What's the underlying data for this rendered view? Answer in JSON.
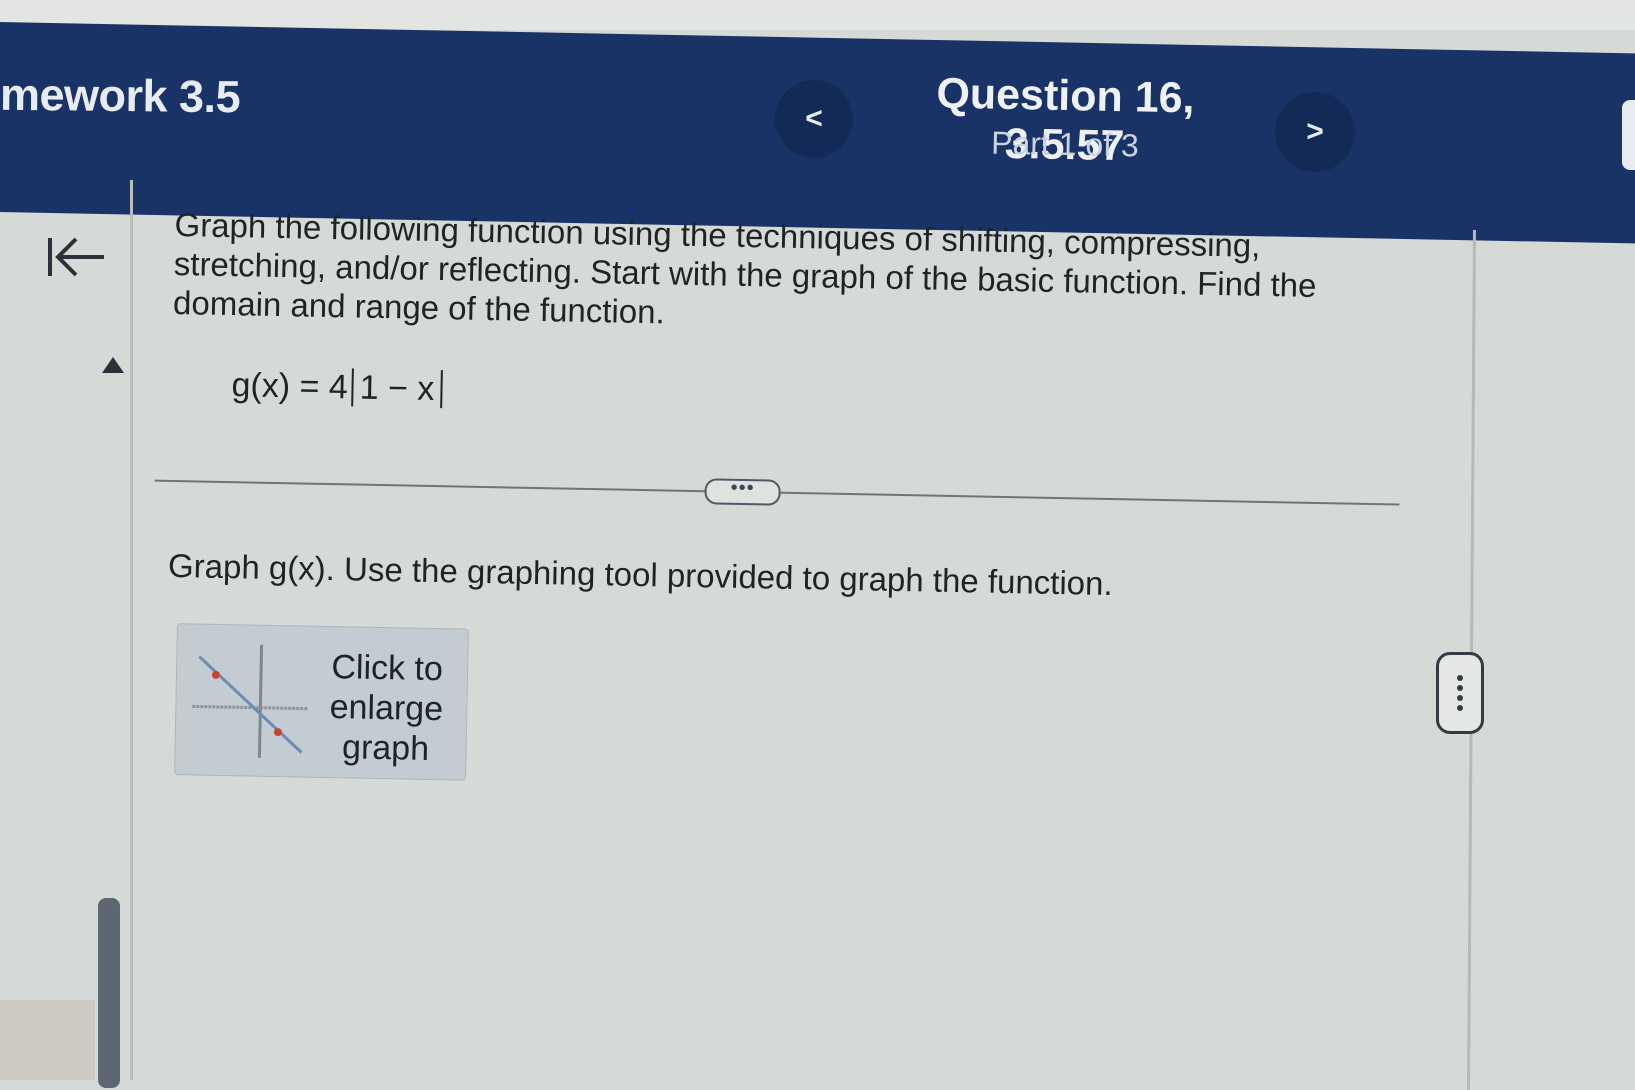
{
  "header": {
    "assignment_title": "mework 3.5",
    "question_title": "Question 16, 3.5.57",
    "question_part": "Part 1 of 3",
    "prev_label": "<",
    "next_label": ">"
  },
  "sidebar": {
    "collapse_icon": "collapse-left-icon",
    "scroll_up_icon": "up-arrow-icon"
  },
  "question": {
    "instructions": "Graph the following function using the techniques of shifting, compressing, stretching, and/or reflecting. Start with the graph of the basic function. Find the domain and range of the function.",
    "function_lhs": "g(x) = 4",
    "function_abs": "1 − x",
    "expand_label": "•••",
    "prompt": "Graph g(x). Use the graphing tool provided to graph the function.",
    "enlarge_label": "Click to enlarge graph"
  },
  "more_options_icon": "vertical-ellipsis-icon"
}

-=-=-=-=-

**Requirement:**
Report each line in the preceding entries that holds the string "icon".

**Output of the task:**
    "collapse_icon": "collapse-left-icon",
    "scroll_up_icon": "up-arrow-icon"
  "more_options_icon": "vertical-ellipsis-icon"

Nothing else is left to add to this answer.